Data for processing:
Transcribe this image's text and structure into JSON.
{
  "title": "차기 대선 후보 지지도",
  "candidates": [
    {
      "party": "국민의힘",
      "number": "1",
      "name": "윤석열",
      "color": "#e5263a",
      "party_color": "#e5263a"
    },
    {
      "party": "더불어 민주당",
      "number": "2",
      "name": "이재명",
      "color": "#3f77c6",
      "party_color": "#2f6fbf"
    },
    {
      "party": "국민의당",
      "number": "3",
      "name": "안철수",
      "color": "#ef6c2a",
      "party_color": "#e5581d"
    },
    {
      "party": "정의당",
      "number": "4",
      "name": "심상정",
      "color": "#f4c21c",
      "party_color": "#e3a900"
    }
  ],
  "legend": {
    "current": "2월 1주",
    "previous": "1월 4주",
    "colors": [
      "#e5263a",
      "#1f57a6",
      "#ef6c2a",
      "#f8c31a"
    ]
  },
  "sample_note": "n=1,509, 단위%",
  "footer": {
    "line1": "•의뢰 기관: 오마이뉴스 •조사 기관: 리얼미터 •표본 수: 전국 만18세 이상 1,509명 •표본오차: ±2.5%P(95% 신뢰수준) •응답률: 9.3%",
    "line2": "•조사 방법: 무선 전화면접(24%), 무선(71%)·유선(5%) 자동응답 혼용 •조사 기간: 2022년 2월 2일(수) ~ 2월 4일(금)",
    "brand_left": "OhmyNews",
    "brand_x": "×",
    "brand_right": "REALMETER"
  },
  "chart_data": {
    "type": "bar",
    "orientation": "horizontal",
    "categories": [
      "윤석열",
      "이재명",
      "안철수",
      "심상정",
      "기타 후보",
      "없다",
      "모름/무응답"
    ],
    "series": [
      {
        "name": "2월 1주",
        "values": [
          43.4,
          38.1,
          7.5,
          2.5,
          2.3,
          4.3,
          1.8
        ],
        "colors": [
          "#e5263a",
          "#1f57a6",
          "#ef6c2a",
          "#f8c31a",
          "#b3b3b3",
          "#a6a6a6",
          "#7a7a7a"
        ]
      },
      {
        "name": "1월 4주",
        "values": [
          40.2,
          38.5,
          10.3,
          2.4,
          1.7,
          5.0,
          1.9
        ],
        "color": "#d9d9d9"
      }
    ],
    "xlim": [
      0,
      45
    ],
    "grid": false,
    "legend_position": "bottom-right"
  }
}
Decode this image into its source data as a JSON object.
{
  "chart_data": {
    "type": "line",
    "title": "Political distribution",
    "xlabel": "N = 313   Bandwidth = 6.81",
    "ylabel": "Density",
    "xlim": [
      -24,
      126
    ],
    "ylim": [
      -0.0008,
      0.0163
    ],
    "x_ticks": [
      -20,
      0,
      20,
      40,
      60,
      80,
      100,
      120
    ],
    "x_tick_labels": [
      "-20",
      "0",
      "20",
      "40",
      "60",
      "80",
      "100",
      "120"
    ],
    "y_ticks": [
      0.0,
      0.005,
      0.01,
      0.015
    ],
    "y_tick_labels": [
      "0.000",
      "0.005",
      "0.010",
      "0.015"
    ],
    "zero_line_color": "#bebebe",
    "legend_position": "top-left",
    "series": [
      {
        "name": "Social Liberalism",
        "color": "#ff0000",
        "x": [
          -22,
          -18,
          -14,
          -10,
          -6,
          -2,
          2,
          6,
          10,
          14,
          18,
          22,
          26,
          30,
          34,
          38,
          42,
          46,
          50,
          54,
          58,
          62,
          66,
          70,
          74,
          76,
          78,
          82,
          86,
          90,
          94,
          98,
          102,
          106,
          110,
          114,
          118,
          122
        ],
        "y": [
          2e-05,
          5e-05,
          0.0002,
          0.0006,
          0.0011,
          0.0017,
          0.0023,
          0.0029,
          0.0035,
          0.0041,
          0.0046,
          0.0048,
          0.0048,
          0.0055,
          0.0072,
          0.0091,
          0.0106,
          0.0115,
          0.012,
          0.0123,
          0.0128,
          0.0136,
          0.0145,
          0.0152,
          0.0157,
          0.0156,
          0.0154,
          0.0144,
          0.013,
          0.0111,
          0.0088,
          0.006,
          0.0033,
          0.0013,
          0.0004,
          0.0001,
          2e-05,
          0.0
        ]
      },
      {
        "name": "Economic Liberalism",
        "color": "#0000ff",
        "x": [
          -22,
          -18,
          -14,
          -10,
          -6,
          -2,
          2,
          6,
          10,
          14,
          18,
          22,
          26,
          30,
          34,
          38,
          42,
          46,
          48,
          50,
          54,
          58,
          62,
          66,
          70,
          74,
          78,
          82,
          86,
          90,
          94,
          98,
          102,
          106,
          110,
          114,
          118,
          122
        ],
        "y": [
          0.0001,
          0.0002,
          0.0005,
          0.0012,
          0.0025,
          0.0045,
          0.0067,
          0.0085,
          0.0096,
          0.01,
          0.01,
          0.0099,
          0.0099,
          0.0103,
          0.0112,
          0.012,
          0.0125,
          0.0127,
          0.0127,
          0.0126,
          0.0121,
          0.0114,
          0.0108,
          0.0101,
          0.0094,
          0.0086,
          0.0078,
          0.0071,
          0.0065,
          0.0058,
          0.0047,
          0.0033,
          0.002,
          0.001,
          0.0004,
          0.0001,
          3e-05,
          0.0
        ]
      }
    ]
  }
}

Challenge: Copy out every line of the data above, exactly as given.

Solution to the problem:
Transcribe this image's text and structure into JSON.
{
  "title": "차기 대선 후보 지지도",
  "candidates": [
    {
      "party": "국민의힘",
      "number": "1",
      "name": "윤석열",
      "color": "#e5263a",
      "party_color": "#e5263a"
    },
    {
      "party": "더불어 민주당",
      "number": "2",
      "name": "이재명",
      "color": "#3f77c6",
      "party_color": "#2f6fbf"
    },
    {
      "party": "국민의당",
      "number": "3",
      "name": "안철수",
      "color": "#ef6c2a",
      "party_color": "#e5581d"
    },
    {
      "party": "정의당",
      "number": "4",
      "name": "심상정",
      "color": "#f4c21c",
      "party_color": "#e3a900"
    }
  ],
  "legend": {
    "current": "2월 1주",
    "previous": "1월 4주",
    "colors": [
      "#e5263a",
      "#1f57a6",
      "#ef6c2a",
      "#f8c31a"
    ]
  },
  "sample_note": "n=1,509, 단위%",
  "footer": {
    "line1": "•의뢰 기관: 오마이뉴스 •조사 기관: 리얼미터 •표본 수: 전국 만18세 이상 1,509명 •표본오차: ±2.5%P(95% 신뢰수준) •응답률: 9.3%",
    "line2": "•조사 방법: 무선 전화면접(24%), 무선(71%)·유선(5%) 자동응답 혼용 •조사 기간: 2022년 2월 2일(수) ~ 2월 4일(금)",
    "brand_left": "OhmyNews",
    "brand_x": "×",
    "brand_right": "REALMETER"
  },
  "chart_data": {
    "type": "bar",
    "orientation": "horizontal",
    "categories": [
      "윤석열",
      "이재명",
      "안철수",
      "심상정",
      "기타 후보",
      "없다",
      "모름/무응답"
    ],
    "series": [
      {
        "name": "2월 1주",
        "values": [
          43.4,
          38.1,
          7.5,
          2.5,
          2.3,
          4.3,
          1.8
        ],
        "colors": [
          "#e5263a",
          "#1f57a6",
          "#ef6c2a",
          "#f8c31a",
          "#b3b3b3",
          "#a6a6a6",
          "#7a7a7a"
        ]
      },
      {
        "name": "1월 4주",
        "values": [
          40.2,
          38.5,
          10.3,
          2.4,
          1.7,
          5.0,
          1.9
        ],
        "color": "#d9d9d9"
      }
    ],
    "xlim": [
      0,
      45
    ],
    "grid": false,
    "legend_position": "bottom-right"
  }
}
Decode this image into its source data as a JSON object.
{
  "chart_data": {
    "type": "line",
    "title": "Political distribution",
    "xlabel": "N = 313   Bandwidth = 6.81",
    "ylabel": "Density",
    "xlim": [
      -24,
      126
    ],
    "ylim": [
      -0.0008,
      0.0163
    ],
    "x_ticks": [
      -20,
      0,
      20,
      40,
      60,
      80,
      100,
      120
    ],
    "x_tick_labels": [
      "-20",
      "0",
      "20",
      "40",
      "60",
      "80",
      "100",
      "120"
    ],
    "y_ticks": [
      0.0,
      0.005,
      0.01,
      0.015
    ],
    "y_tick_labels": [
      "0.000",
      "0.005",
      "0.010",
      "0.015"
    ],
    "zero_line_color": "#bebebe",
    "legend_position": "top-left",
    "series": [
      {
        "name": "Social Liberalism",
        "color": "#ff0000",
        "x": [
          -22,
          -18,
          -14,
          -10,
          -6,
          -2,
          2,
          6,
          10,
          14,
          18,
          22,
          26,
          30,
          34,
          38,
          42,
          46,
          50,
          54,
          58,
          62,
          66,
          70,
          74,
          76,
          78,
          82,
          86,
          90,
          94,
          98,
          102,
          106,
          110,
          114,
          118,
          122
        ],
        "y": [
          2e-05,
          5e-05,
          0.0002,
          0.0006,
          0.0011,
          0.0017,
          0.0023,
          0.0029,
          0.0035,
          0.0041,
          0.0046,
          0.0048,
          0.0048,
          0.0055,
          0.0072,
          0.0091,
          0.0106,
          0.0115,
          0.012,
          0.0123,
          0.0128,
          0.0136,
          0.0145,
          0.0152,
          0.0157,
          0.0156,
          0.0154,
          0.0144,
          0.013,
          0.0111,
          0.0088,
          0.006,
          0.0033,
          0.0013,
          0.0004,
          0.0001,
          2e-05,
          0.0
        ]
      },
      {
        "name": "Economic Liberalism",
        "color": "#0000ff",
        "x": [
          -22,
          -18,
          -14,
          -10,
          -6,
          -2,
          2,
          6,
          10,
          14,
          18,
          22,
          26,
          30,
          34,
          38,
          42,
          46,
          48,
          50,
          54,
          58,
          62,
          66,
          70,
          74,
          78,
          82,
          86,
          90,
          94,
          98,
          102,
          106,
          110,
          114,
          118,
          122
        ],
        "y": [
          0.0001,
          0.0002,
          0.0005,
          0.0012,
          0.0025,
          0.0045,
          0.0067,
          0.0085,
          0.0096,
          0.01,
          0.01,
          0.0099,
          0.0099,
          0.0103,
          0.0112,
          0.012,
          0.0125,
          0.0127,
          0.0127,
          0.0126,
          0.0121,
          0.0114,
          0.0108,
          0.0101,
          0.0094,
          0.0086,
          0.0078,
          0.0071,
          0.0065,
          0.0058,
          0.0047,
          0.0033,
          0.002,
          0.001,
          0.0004,
          0.0001,
          3e-05,
          0.0
        ]
      }
    ]
  }
}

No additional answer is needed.